— YOUR GOAL —
Copy every entry exactly.

— MATERIALS PROVIDED —
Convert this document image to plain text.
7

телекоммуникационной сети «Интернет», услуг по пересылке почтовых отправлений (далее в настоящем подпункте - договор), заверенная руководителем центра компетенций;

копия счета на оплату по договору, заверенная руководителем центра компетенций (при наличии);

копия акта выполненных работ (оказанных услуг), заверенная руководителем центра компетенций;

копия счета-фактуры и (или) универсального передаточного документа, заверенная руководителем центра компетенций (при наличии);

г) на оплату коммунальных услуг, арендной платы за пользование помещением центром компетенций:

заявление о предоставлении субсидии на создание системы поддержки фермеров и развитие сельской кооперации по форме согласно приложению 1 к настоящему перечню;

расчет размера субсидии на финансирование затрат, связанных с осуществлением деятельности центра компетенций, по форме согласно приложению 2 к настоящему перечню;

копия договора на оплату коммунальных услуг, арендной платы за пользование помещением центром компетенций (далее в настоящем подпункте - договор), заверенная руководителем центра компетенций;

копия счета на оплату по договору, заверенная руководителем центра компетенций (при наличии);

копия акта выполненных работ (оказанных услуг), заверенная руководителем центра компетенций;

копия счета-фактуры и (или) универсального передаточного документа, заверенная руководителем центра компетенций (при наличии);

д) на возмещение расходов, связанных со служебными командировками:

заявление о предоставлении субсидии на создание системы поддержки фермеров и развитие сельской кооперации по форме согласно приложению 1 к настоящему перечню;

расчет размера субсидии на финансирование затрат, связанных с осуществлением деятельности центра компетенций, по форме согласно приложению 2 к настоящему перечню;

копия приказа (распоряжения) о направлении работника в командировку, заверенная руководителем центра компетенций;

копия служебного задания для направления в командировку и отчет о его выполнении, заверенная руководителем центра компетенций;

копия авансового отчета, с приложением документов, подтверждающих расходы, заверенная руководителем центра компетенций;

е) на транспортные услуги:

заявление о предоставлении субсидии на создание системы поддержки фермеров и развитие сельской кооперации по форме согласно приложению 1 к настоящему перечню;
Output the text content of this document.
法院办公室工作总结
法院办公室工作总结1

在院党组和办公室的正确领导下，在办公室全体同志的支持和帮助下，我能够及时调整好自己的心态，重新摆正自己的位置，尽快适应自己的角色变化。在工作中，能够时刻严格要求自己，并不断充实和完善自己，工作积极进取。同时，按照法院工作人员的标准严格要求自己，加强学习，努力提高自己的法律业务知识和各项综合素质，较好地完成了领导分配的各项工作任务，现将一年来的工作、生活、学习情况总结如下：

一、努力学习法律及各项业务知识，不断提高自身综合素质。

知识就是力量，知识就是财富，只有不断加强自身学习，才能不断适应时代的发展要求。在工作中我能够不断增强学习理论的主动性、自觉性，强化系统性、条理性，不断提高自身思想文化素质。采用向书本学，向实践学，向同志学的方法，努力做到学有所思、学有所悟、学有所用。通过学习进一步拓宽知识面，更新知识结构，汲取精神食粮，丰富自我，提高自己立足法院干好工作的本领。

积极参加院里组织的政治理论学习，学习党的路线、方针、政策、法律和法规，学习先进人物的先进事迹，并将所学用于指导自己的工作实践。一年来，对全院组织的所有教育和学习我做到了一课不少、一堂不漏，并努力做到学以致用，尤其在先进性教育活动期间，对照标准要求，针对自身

— SOLUTION BELOW —
Convert this document image to plain text.
7

телекоммуникационной сети «Интернет», услуг по пересылке почтовых отправлений (далее в настоящем подпункте - договор), заверенная руководителем центра компетенций;

копия счета на оплату по договору, заверенная руководителем центра компетенций (при наличии);

копия акта выполненных работ (оказанных услуг), заверенная руководителем центра компетенций;

копия счета-фактуры и (или) универсального передаточного документа, заверенная руководителем центра компетенций (при наличии);

г) на оплату коммунальных услуг, арендной платы за пользование помещением центром компетенций:

заявление о предоставлении субсидии на создание системы поддержки фермеров и развитие сельской кооперации по форме согласно приложению 1 к настоящему перечню;

расчет размера субсидии на финансирование затрат, связанных с осуществлением деятельности центра компетенций, по форме согласно приложению 2 к настоящему перечню;

копия договора на оплату коммунальных услуг, арендной платы за пользование помещением центром компетенций (далее в настоящем подпункте - договор), заверенная руководителем центра компетенций;

копия счета на оплату по договору, заверенная руководителем центра компетенций (при наличии);

копия акта выполненных работ (оказанных услуг), заверенная руководителем центра компетенций;

копия счета-фактуры и (или) универсального передаточного документа, заверенная руководителем центра компетенций (при наличии);

д) на возмещение расходов, связанных со служебными командировками:

заявление о предоставлении субсидии на создание системы поддержки фермеров и развитие сельской кооперации по форме согласно приложению 1 к настоящему перечню;

расчет размера субсидии на финансирование затрат, связанных с осуществлением деятельности центра компетенций, по форме согласно приложению 2 к настоящему перечню;

копия приказа (распоряжения) о направлении работника в командировку, заверенная руководителем центра компетенций;

копия служебного задания для направления в командировку и отчет о его выполнении, заверенная руководителем центра компетенций;

копия авансового отчета, с приложением документов, подтверждающих расходы, заверенная руководителем центра компетенций;

е) на транспортные услуги:

заявление о предоставлении субсидии на создание системы поддержки фермеров и развитие сельской кооперации по форме согласно приложению 1 к настоящему перечню;
Output the text content of this document.
法院办公室工作总结
法院办公室工作总结1

在院党组和办公室的正确领导下，在办公室全体同志的支持和帮助下，我能够及时调整好自己的心态，重新摆正自己的位置，尽快适应自己的角色变化。在工作中，能够时刻严格要求自己，并不断充实和完善自己，工作积极进取。同时，按照法院工作人员的标准严格要求自己，加强学习，努力提高自己的法律业务知识和各项综合素质，较好地完成了领导分配的各项工作任务，现将一年来的工作、生活、学习情况总结如下：

一、努力学习法律及各项业务知识，不断提高自身综合素质。

知识就是力量，知识就是财富，只有不断加强自身学习，才能不断适应时代的发展要求。在工作中我能够不断增强学习理论的主动性、自觉性，强化系统性、条理性，不断提高自身思想文化素质。采用向书本学，向实践学，向同志学的方法，努力做到学有所思、学有所悟、学有所用。通过学习进一步拓宽知识面，更新知识结构，汲取精神食粮，丰富自我，提高自己立足法院干好工作的本领。

积极参加院里组织的政治理论学习，学习党的路线、方针、政策、法律和法规，学习先进人物的先进事迹，并将所学用于指导自己的工作实践。一年来，对全院组织的所有教育和学习我做到了一课不少、一堂不漏，并努力做到学以致用，尤其在先进性教育活动期间，对照标准要求，针对自身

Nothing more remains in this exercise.